### YOUR GOAL
For the entries that follow, state how many lines include the word "deviate", giving the number and nothing else.

### DATA RECORDS
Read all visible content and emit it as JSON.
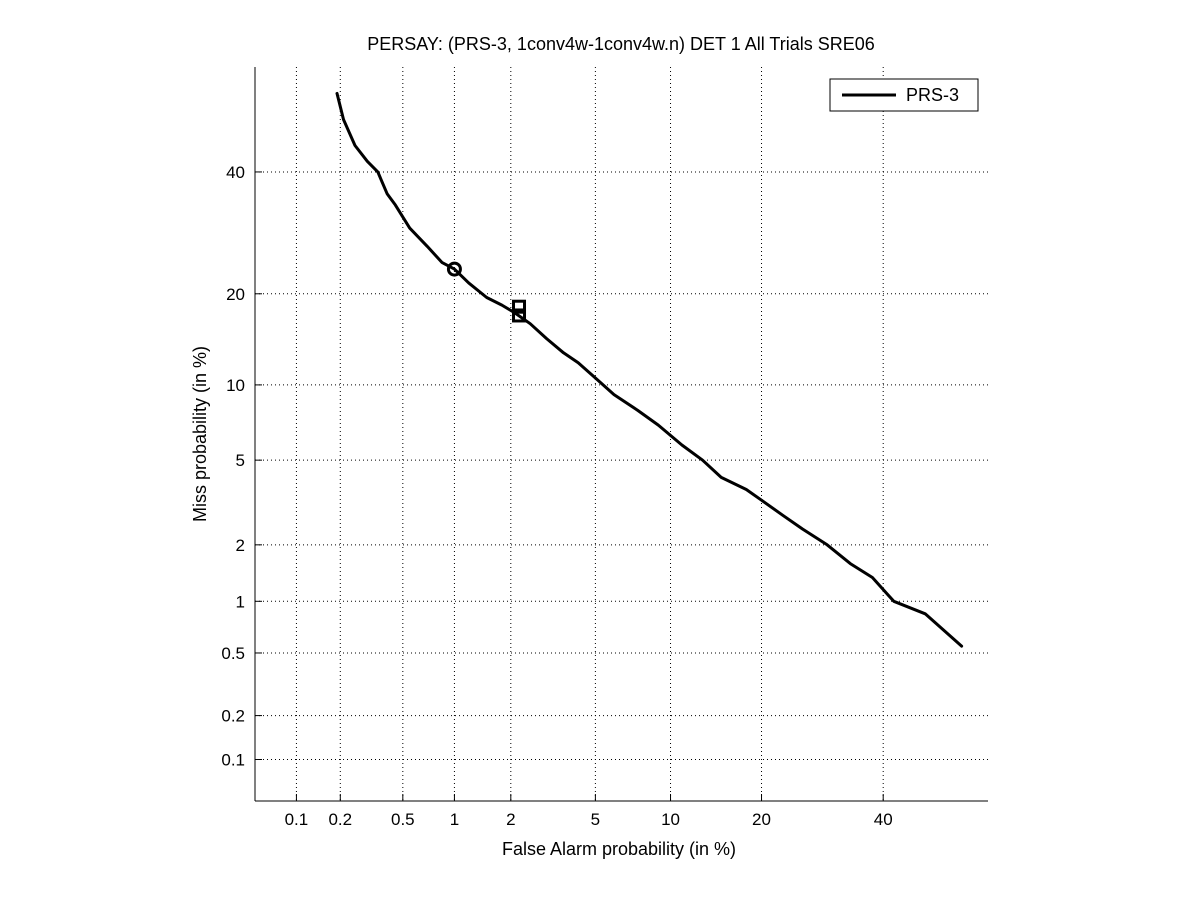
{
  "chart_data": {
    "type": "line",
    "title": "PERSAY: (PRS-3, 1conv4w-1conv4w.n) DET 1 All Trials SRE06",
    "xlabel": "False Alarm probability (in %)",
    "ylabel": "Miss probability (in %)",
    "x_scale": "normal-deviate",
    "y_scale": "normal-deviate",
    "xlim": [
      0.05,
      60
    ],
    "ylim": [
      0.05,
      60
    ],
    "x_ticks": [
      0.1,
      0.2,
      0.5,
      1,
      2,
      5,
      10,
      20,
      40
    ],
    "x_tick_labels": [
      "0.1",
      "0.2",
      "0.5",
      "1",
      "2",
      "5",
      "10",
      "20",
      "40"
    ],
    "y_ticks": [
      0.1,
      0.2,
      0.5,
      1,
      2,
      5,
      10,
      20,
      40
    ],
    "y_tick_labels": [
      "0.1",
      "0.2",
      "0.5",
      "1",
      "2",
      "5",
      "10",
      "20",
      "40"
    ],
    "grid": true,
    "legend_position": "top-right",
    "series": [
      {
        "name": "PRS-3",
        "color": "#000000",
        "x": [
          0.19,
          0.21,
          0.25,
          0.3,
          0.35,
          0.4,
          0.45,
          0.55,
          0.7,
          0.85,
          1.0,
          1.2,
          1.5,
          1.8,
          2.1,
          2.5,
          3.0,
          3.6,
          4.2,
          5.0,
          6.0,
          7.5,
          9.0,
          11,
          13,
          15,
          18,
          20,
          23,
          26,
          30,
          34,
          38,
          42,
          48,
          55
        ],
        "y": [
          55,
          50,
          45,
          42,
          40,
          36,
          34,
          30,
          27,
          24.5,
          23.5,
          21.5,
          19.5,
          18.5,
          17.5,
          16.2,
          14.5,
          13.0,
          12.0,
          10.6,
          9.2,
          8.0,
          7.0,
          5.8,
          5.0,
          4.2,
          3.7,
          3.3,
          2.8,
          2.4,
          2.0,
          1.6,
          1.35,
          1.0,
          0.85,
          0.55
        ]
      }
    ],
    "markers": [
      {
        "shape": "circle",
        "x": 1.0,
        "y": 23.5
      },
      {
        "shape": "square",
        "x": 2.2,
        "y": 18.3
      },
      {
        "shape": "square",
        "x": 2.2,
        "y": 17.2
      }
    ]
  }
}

--

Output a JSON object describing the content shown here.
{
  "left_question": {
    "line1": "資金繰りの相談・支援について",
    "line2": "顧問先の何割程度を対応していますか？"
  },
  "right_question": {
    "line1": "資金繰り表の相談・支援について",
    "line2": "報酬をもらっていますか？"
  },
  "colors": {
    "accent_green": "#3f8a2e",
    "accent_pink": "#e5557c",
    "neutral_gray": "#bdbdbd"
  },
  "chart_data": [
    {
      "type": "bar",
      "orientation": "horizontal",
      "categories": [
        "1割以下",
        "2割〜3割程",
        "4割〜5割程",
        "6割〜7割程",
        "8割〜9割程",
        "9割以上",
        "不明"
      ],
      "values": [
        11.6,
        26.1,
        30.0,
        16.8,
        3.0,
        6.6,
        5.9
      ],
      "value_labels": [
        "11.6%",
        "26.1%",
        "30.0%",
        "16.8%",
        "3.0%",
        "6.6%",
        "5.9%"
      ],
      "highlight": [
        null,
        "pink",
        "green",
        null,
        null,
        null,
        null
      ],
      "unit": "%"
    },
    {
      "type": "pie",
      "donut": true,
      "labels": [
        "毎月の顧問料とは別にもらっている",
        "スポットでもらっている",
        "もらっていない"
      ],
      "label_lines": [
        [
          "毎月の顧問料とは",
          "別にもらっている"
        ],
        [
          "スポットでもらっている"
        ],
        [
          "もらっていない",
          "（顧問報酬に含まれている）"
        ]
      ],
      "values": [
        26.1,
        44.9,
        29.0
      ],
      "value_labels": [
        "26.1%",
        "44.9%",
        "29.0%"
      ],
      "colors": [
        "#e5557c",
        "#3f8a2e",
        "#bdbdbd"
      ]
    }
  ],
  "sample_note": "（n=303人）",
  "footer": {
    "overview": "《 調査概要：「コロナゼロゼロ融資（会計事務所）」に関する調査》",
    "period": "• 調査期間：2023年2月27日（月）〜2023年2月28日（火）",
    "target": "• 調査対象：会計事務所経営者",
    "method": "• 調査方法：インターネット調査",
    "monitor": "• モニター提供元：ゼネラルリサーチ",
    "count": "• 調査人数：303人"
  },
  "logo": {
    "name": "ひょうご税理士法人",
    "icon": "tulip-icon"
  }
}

### OUTPUT BELOW
2